OBJECTIVE → Collect all lines from the listing that include the string "true".
# Start of GIVEN INFORMATION
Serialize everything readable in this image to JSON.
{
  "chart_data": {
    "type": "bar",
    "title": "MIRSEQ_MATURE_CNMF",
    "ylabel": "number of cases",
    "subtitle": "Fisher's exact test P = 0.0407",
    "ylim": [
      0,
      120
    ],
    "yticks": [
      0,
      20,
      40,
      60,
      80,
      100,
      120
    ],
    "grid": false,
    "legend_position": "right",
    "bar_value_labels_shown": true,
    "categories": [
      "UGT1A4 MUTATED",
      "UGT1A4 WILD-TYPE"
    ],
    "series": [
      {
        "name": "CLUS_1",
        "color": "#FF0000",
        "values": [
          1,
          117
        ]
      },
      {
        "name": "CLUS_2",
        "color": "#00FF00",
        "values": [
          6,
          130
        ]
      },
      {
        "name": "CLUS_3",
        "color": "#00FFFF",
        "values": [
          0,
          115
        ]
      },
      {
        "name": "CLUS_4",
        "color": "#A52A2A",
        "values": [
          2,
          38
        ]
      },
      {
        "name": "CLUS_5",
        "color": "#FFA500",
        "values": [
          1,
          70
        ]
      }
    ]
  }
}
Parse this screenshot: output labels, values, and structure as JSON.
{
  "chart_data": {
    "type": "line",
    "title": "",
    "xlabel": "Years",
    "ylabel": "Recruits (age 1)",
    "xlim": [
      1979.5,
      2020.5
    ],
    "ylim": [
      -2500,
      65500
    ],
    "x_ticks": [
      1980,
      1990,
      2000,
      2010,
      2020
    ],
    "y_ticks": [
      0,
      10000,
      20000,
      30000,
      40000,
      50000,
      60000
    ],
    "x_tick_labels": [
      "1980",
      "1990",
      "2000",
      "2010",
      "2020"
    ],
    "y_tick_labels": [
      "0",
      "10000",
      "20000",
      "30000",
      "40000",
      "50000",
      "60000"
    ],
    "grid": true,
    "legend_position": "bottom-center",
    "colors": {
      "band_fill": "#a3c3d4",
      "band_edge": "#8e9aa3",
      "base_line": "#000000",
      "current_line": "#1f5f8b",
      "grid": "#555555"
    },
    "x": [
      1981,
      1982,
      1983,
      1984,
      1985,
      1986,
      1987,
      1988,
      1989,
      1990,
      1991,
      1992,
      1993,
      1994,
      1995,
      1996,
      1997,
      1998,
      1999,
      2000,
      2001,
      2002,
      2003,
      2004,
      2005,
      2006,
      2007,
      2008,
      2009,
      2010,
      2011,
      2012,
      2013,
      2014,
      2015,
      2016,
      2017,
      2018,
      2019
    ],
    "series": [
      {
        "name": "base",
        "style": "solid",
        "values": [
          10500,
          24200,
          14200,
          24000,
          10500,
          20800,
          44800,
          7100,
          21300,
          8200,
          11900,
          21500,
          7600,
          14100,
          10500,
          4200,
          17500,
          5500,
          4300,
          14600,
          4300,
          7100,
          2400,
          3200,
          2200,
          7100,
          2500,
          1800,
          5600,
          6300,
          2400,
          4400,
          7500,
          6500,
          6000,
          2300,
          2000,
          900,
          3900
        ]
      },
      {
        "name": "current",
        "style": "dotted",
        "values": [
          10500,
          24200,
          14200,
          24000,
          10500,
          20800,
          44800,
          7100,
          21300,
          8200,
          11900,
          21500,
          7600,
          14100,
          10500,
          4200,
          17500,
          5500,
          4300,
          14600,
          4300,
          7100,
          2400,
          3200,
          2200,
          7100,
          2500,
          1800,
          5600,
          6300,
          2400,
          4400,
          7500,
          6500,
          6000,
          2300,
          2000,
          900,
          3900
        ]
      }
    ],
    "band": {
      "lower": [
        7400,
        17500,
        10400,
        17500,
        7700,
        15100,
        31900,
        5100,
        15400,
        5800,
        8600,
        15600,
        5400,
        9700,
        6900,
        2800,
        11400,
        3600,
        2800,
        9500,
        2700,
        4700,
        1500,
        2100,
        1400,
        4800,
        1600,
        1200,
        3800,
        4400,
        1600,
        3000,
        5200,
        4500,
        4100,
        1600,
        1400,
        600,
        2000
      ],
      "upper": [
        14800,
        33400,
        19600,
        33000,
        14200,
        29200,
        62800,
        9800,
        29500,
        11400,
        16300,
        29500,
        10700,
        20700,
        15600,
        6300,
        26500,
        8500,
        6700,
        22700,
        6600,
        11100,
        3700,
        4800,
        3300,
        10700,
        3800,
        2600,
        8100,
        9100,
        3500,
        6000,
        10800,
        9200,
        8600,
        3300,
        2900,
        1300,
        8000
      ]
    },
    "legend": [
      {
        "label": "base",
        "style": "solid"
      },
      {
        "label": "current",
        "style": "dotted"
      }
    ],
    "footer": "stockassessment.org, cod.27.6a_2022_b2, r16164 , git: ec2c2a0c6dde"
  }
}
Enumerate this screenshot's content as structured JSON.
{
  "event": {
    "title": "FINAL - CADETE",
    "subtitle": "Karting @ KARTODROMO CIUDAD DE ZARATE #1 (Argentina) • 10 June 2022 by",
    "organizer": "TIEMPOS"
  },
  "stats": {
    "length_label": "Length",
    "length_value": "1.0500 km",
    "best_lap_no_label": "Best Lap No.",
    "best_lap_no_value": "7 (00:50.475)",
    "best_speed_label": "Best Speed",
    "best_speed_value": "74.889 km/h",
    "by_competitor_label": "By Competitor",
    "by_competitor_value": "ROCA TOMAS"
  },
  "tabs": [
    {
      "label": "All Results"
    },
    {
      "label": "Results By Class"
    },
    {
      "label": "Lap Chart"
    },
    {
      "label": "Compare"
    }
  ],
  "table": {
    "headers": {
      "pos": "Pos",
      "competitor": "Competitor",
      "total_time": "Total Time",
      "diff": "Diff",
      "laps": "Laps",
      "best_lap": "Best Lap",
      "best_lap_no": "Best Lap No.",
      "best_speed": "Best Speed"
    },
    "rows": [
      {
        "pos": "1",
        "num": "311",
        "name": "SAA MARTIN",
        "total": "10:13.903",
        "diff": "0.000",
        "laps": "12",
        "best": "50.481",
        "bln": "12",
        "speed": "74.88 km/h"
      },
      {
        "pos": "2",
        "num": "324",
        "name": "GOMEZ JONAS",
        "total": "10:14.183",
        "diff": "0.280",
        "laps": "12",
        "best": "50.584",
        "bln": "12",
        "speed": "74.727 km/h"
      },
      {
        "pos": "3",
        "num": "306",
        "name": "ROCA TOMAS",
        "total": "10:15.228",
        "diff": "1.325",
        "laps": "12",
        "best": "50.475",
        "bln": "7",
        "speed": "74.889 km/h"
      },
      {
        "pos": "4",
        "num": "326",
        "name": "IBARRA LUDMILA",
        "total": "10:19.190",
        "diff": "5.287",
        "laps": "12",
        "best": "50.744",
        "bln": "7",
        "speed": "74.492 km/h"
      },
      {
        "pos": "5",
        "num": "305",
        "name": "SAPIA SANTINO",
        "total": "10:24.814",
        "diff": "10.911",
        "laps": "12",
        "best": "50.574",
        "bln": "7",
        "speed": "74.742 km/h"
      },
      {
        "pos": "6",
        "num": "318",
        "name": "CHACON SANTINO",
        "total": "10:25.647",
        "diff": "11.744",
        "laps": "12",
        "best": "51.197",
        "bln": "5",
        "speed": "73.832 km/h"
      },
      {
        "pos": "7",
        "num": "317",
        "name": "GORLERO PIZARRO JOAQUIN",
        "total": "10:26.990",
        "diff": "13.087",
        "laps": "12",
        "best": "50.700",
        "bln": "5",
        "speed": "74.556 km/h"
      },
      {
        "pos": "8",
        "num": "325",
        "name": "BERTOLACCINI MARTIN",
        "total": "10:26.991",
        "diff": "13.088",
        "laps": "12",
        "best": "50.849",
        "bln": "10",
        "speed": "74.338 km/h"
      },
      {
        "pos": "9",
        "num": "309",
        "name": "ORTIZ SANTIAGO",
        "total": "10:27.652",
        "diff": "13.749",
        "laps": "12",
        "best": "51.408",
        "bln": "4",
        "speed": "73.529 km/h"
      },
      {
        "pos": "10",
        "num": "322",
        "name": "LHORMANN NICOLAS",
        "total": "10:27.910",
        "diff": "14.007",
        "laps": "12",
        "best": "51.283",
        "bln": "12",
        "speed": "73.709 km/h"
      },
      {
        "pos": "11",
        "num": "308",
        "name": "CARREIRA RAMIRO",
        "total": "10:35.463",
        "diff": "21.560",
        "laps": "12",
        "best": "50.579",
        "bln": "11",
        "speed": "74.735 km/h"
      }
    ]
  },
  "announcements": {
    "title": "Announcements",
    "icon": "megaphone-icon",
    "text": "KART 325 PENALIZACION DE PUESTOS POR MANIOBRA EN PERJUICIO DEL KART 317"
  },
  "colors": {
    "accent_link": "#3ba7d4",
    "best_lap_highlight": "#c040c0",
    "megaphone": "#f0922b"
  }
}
# End of GIVEN INFORMATION
TASK ANSWER →
    "bar_value_labels_shown": true,
    "grid": true,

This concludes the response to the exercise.